### EXERCISE BRIEF
Repeat every record below exactly, but leave out any pictures.

Dataset rows:
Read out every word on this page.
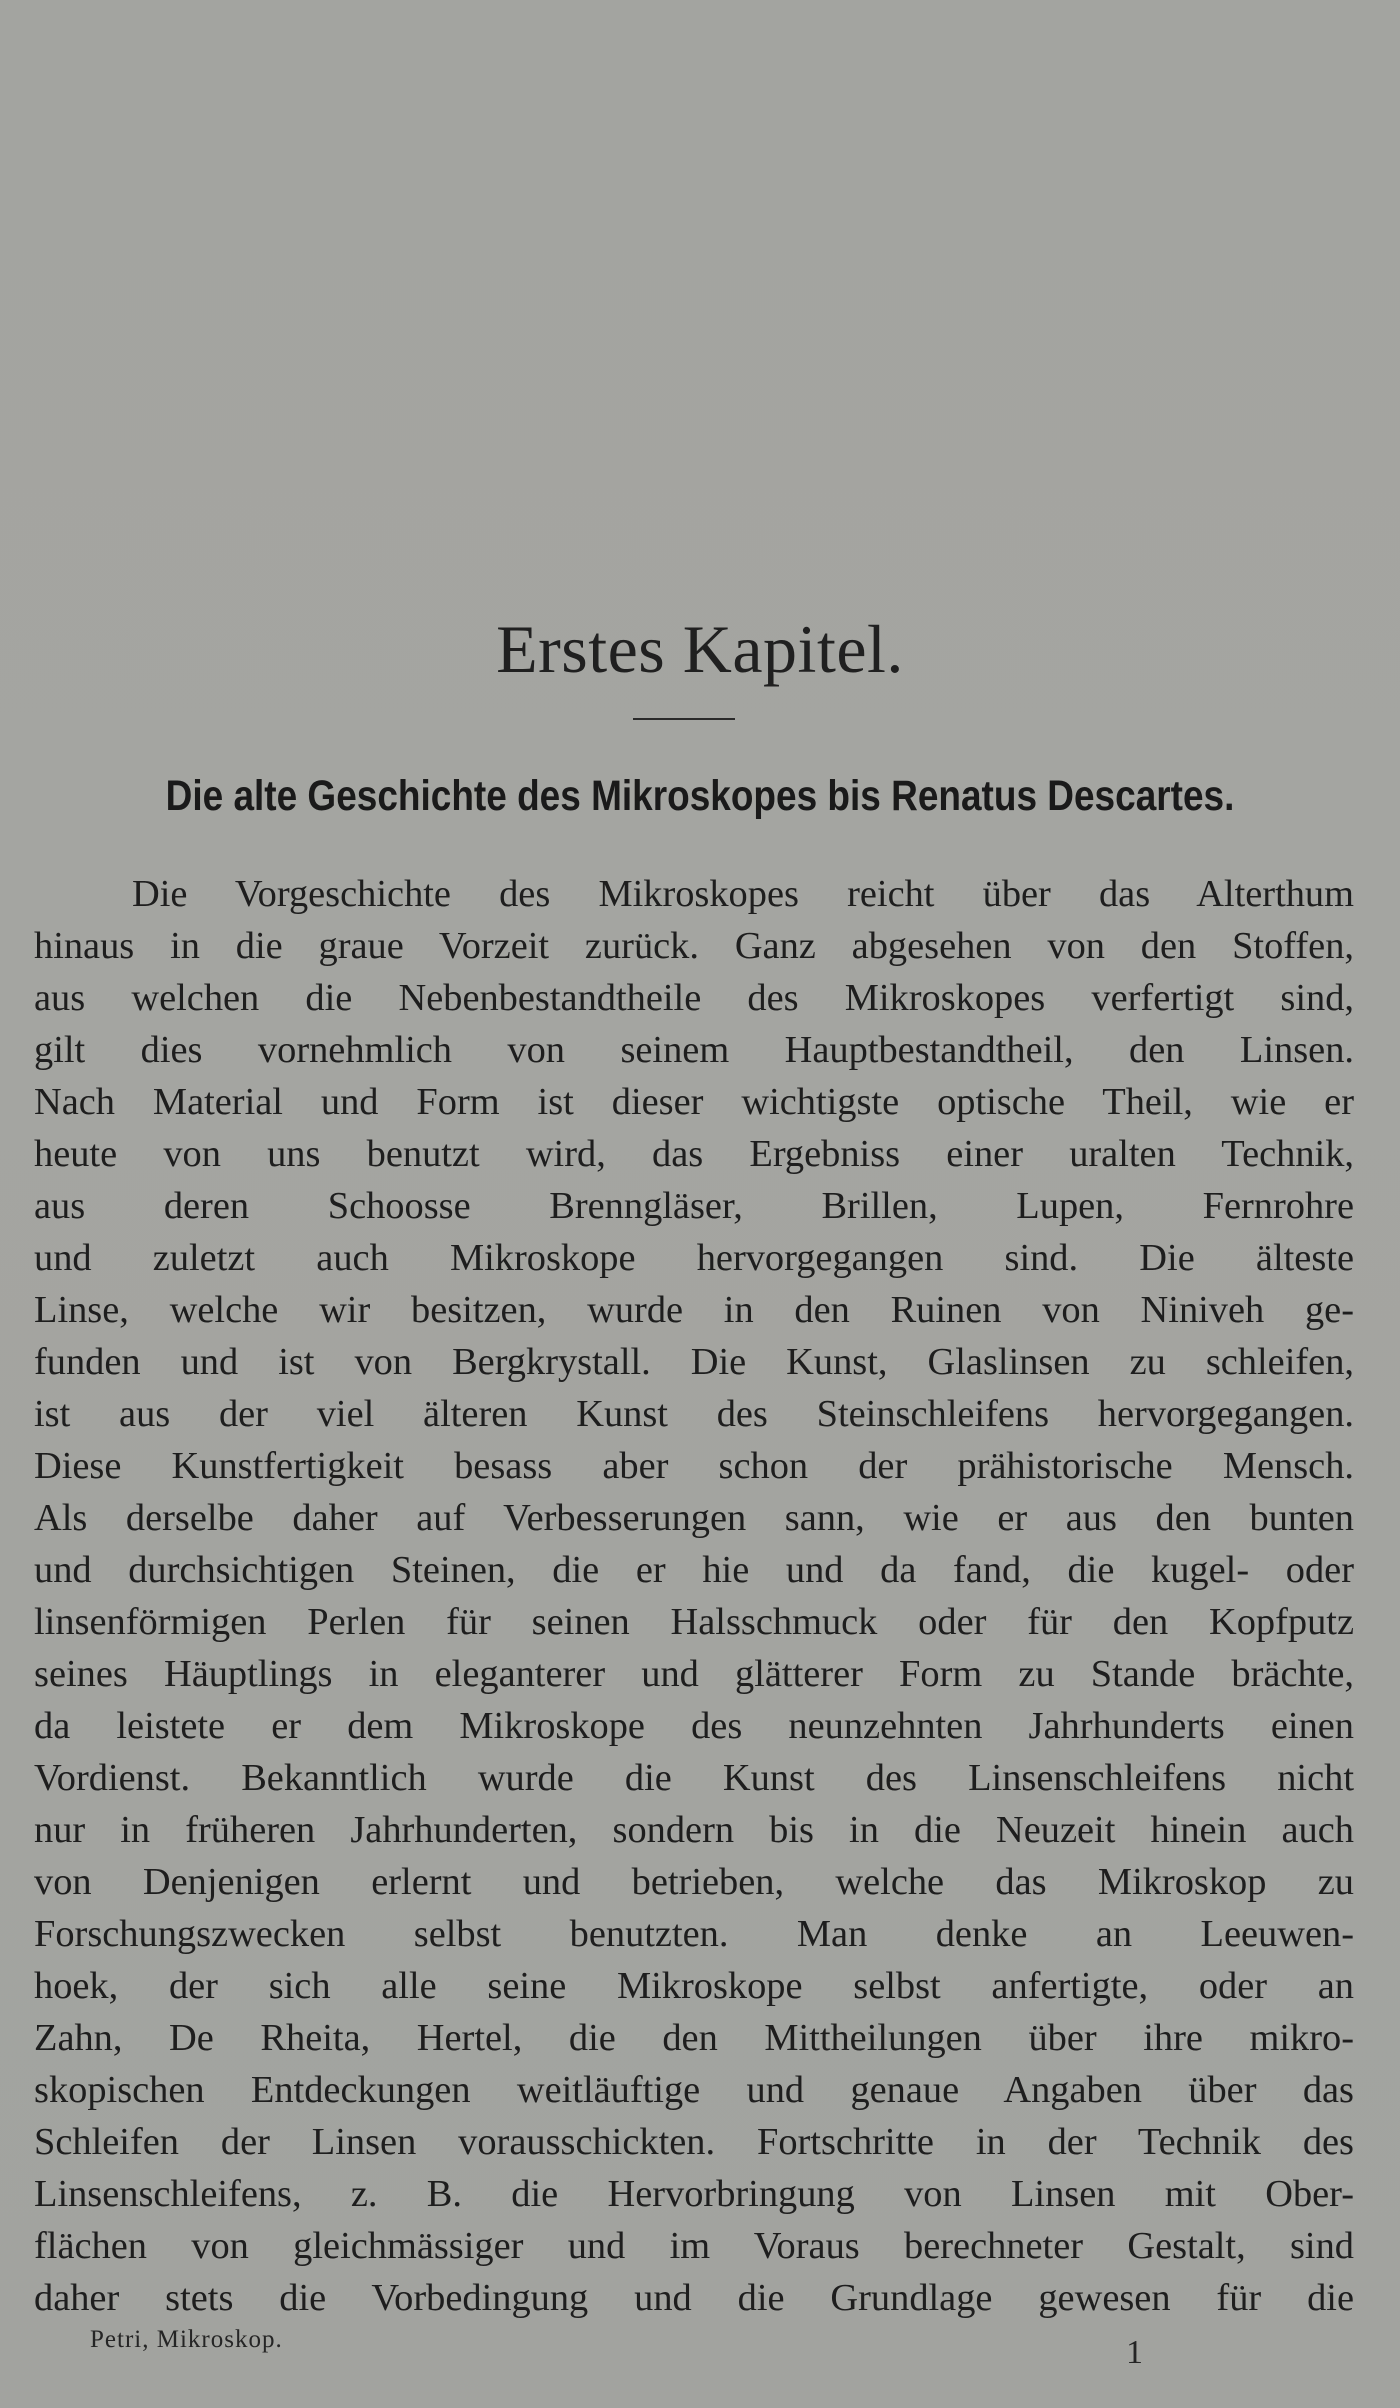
Erstes Kapitel.
Die alte Geschichte des Mikroskopes bis Renatus Descartes.
Die Vorgeschichte des Mikroskopes reicht über das Alterthum
hinaus in die graue Vorzeit zurück. Ganz abgesehen von den Stoffen,
aus welchen die Nebenbestandtheile des Mikroskopes verfertigt sind,
gilt dies vornehmlich von seinem Hauptbestandtheil, den Linsen.
Nach Material und Form ist dieser wichtigste optische Theil, wie er
heute von uns benutzt wird, das Ergebniss einer uralten Technik,
aus deren Schoosse Brenngläser, Brillen, Lupen, Fernrohre
und zuletzt auch Mikroskope hervorgegangen sind. Die älteste
Linse, welche wir besitzen, wurde in den Ruinen von Niniveh ge-
funden und ist von Bergkrystall. Die Kunst, Glaslinsen zu schleifen,
ist aus der viel älteren Kunst des Steinschleifens hervorgegangen.
Diese Kunstfertigkeit besass aber schon der prähistorische Mensch.
Als derselbe daher auf Verbesserungen sann, wie er aus den bunten
und durchsichtigen Steinen, die er hie und da fand, die kugel- oder
linsenförmigen Perlen für seinen Halsschmuck oder für den Kopfputz
seines Häuptlings in eleganterer und glätterer Form zu Stande brächte,
da leistete er dem Mikroskope des neunzehnten Jahrhunderts einen
Vordienst. Bekanntlich wurde die Kunst des Linsenschleifens nicht
nur in früheren Jahrhunderten, sondern bis in die Neuzeit hinein auch
von Denjenigen erlernt und betrieben, welche das Mikroskop zu
Forschungszwecken selbst benutzten. Man denke an Leeuwen-
hoek, der sich alle seine Mikroskope selbst anfertigte, oder an
Zahn, De Rheita, Hertel, die den Mittheilungen über ihre mikro-
skopischen Entdeckungen weitläuftige und genaue Angaben über das
Schleifen der Linsen vorausschickten. Fortschritte in der Technik des
Linsenschleifens, z. B. die Hervorbringung von Linsen mit Ober-
flächen von gleichmässiger und im Voraus berechneter Gestalt, sind
daher stets die Vorbedingung und die Grundlage gewesen für die
Petri, Mikroskop.	1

### OUTPUT BELOW
Read out every word on this page.
Erstes Kapitel.
Die alte Geschichte des Mikroskopes bis Renatus Descartes.
Die Vorgeschichte des Mikroskopes reicht über das Alterthum
hinaus in die graue Vorzeit zurück. Ganz abgesehen von den Stoffen,
aus welchen die Nebenbestandtheile des Mikroskopes verfertigt sind,
gilt dies vornehmlich von seinem Hauptbestandtheil, den Linsen.
Nach Material und Form ist dieser wichtigste optische Theil, wie er
heute von uns benutzt wird, das Ergebniss einer uralten Technik,
aus deren Schoosse Brenngläser, Brillen, Lupen, Fernrohre
und zuletzt auch Mikroskope hervorgegangen sind. Die älteste
Linse, welche wir besitzen, wurde in den Ruinen von Niniveh ge-
funden und ist von Bergkrystall. Die Kunst, Glaslinsen zu schleifen,
ist aus der viel älteren Kunst des Steinschleifens hervorgegangen.
Diese Kunstfertigkeit besass aber schon der prähistorische Mensch.
Als derselbe daher auf Verbesserungen sann, wie er aus den bunten
und durchsichtigen Steinen, die er hie und da fand, die kugel- oder
linsenförmigen Perlen für seinen Halsschmuck oder für den Kopfputz
seines Häuptlings in eleganterer und glätterer Form zu Stande brächte,
da leistete er dem Mikroskope des neunzehnten Jahrhunderts einen
Vordienst. Bekanntlich wurde die Kunst des Linsenschleifens nicht
nur in früheren Jahrhunderten, sondern bis in die Neuzeit hinein auch
von Denjenigen erlernt und betrieben, welche das Mikroskop zu
Forschungszwecken selbst benutzten. Man denke an Leeuwen-
hoek, der sich alle seine Mikroskope selbst anfertigte, oder an
Zahn, De Rheita, Hertel, die den Mittheilungen über ihre mikro-
skopischen Entdeckungen weitläuftige und genaue Angaben über das
Schleifen der Linsen vorausschickten. Fortschritte in der Technik des
Linsenschleifens, z. B. die Hervorbringung von Linsen mit Ober-
flächen von gleichmässiger und im Voraus berechneter Gestalt, sind
daher stets die Vorbedingung und die Grundlage gewesen für die
Petri, Mikroskop.	1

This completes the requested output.